>> BEGIN Task data
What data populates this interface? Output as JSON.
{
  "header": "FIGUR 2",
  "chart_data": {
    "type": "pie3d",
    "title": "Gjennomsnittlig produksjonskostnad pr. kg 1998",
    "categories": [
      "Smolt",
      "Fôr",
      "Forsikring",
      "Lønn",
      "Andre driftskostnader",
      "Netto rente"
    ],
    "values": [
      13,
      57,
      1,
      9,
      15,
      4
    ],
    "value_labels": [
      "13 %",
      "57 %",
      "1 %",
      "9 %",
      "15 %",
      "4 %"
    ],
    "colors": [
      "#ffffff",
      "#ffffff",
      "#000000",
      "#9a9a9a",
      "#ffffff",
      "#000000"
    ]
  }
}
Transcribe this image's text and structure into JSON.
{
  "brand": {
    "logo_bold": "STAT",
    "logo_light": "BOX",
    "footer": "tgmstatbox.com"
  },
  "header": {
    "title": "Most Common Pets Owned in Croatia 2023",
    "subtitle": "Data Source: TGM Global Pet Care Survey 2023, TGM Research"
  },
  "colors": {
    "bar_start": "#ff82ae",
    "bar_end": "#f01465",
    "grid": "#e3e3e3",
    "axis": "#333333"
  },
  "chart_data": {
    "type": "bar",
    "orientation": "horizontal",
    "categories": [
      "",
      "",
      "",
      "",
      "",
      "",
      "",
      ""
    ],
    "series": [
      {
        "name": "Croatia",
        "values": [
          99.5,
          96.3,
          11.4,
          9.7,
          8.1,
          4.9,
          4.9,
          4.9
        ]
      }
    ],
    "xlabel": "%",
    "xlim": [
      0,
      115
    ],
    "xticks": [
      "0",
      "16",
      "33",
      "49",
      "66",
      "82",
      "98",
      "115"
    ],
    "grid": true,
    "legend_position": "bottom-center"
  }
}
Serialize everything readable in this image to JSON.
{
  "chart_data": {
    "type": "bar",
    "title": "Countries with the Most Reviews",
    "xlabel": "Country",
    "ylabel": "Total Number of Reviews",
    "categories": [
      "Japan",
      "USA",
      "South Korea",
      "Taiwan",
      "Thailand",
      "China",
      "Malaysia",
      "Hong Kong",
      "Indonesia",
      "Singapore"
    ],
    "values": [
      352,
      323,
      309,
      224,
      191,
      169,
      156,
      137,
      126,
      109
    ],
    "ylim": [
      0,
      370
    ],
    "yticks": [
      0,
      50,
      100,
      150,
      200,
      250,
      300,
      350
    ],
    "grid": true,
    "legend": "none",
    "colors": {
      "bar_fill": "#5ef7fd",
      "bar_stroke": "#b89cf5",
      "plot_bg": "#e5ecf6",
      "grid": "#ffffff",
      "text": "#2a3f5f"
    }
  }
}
>> END Task data
#### [What this task involves]
Would you write down every record again, exactly?

#### [The output]
What data populates this interface? Output as JSON.
{
  "header": "FIGUR 2",
  "chart_data": {
    "type": "pie3d",
    "title": "Gjennomsnittlig produksjonskostnad pr. kg 1998",
    "categories": [
      "Smolt",
      "Fôr",
      "Forsikring",
      "Lønn",
      "Andre driftskostnader",
      "Netto rente"
    ],
    "values": [
      13,
      57,
      1,
      9,
      15,
      4
    ],
    "value_labels": [
      "13 %",
      "57 %",
      "1 %",
      "9 %",
      "15 %",
      "4 %"
    ],
    "colors": [
      "#ffffff",
      "#ffffff",
      "#000000",
      "#9a9a9a",
      "#ffffff",
      "#000000"
    ]
  }
}
Transcribe this image's text and structure into JSON.
{
  "brand": {
    "logo_bold": "STAT",
    "logo_light": "BOX",
    "footer": "tgmstatbox.com"
  },
  "header": {
    "title": "Most Common Pets Owned in Croatia 2023",
    "subtitle": "Data Source: TGM Global Pet Care Survey 2023, TGM Research"
  },
  "colors": {
    "bar_start": "#ff82ae",
    "bar_end": "#f01465",
    "grid": "#e3e3e3",
    "axis": "#333333"
  },
  "chart_data": {
    "type": "bar",
    "orientation": "horizontal",
    "categories": [
      "",
      "",
      "",
      "",
      "",
      "",
      "",
      ""
    ],
    "series": [
      {
        "name": "Croatia",
        "values": [
          99.5,
          96.3,
          11.4,
          9.7,
          8.1,
          4.9,
          4.9,
          4.9
        ]
      }
    ],
    "xlabel": "%",
    "xlim": [
      0,
      115
    ],
    "xticks": [
      "0",
      "16",
      "33",
      "49",
      "66",
      "82",
      "98",
      "115"
    ],
    "grid": true,
    "legend_position": "bottom-center"
  }
}
Serialize everything readable in this image to JSON.
{
  "chart_data": {
    "type": "bar",
    "title": "Countries with the Most Reviews",
    "xlabel": "Country",
    "ylabel": "Total Number of Reviews",
    "categories": [
      "Japan",
      "USA",
      "South Korea",
      "Taiwan",
      "Thailand",
      "China",
      "Malaysia",
      "Hong Kong",
      "Indonesia",
      "Singapore"
    ],
    "values": [
      352,
      323,
      309,
      224,
      191,
      169,
      156,
      137,
      126,
      109
    ],
    "ylim": [
      0,
      370
    ],
    "yticks": [
      0,
      50,
      100,
      150,
      200,
      250,
      300,
      350
    ],
    "grid": true,
    "legend": "none",
    "colors": {
      "bar_fill": "#5ef7fd",
      "bar_stroke": "#b89cf5",
      "plot_bg": "#e5ecf6",
      "grid": "#ffffff",
      "text": "#2a3f5f"
    }
  }
}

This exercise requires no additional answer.